#### TASK DETAILS
Reproduce the listing word for word. Skip any image.

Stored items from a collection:
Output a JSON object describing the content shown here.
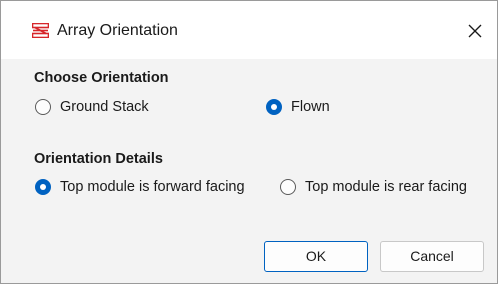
{
  "window": {
    "title": "Array Orientation",
    "icon": "array-app-icon",
    "close_icon": "close-icon",
    "brand_color": "#d7262b",
    "accent_color": "#0062c1"
  },
  "orientation": {
    "heading": "Choose Orientation",
    "options": [
      {
        "label": "Ground Stack",
        "selected": false
      },
      {
        "label": "Flown",
        "selected": true
      }
    ]
  },
  "details": {
    "heading": "Orientation Details",
    "options": [
      {
        "label": "Top module is forward facing",
        "selected": true
      },
      {
        "label": "Top module is rear facing",
        "selected": false
      }
    ]
  },
  "buttons": {
    "ok_label": "OK",
    "cancel_label": "Cancel"
  }
}
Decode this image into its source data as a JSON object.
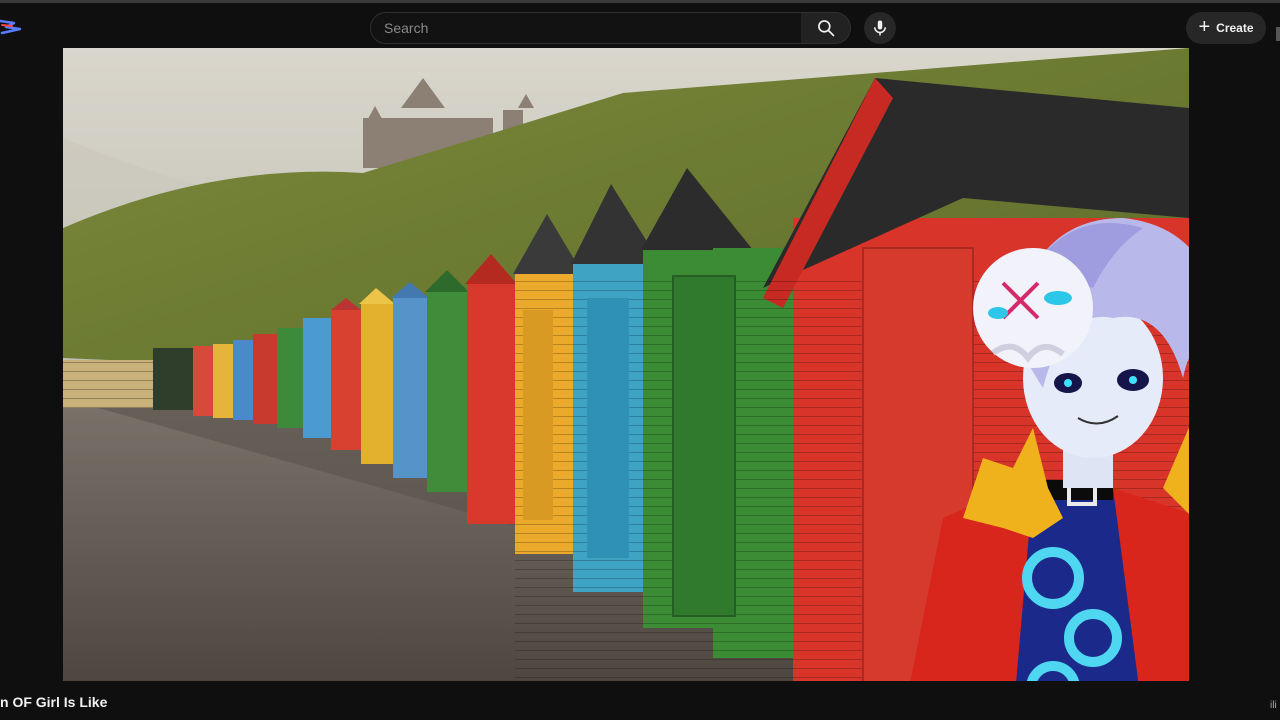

#### COMPLETE ANSWER
Output a JSON object describing the content shown here.
{
  "window": {
    "title": "Array Orientation",
    "icon": "array-app-icon",
    "close_icon": "close-icon",
    "brand_color": "#d7262b",
    "accent_color": "#0062c1"
  },
  "orientation": {
    "heading": "Choose Orientation",
    "options": [
      {
        "label": "Ground Stack",
        "selected": false
      },
      {
        "label": "Flown",
        "selected": true
      }
    ]
  },
  "details": {
    "heading": "Orientation Details",
    "options": [
      {
        "label": "Top module is forward facing",
        "selected": true
      },
      {
        "label": "Top module is rear facing",
        "selected": false
      }
    ]
  },
  "buttons": {
    "ok_label": "OK",
    "cancel_label": "Cancel"
  }
}
Decode this image into its source data as a JSON object.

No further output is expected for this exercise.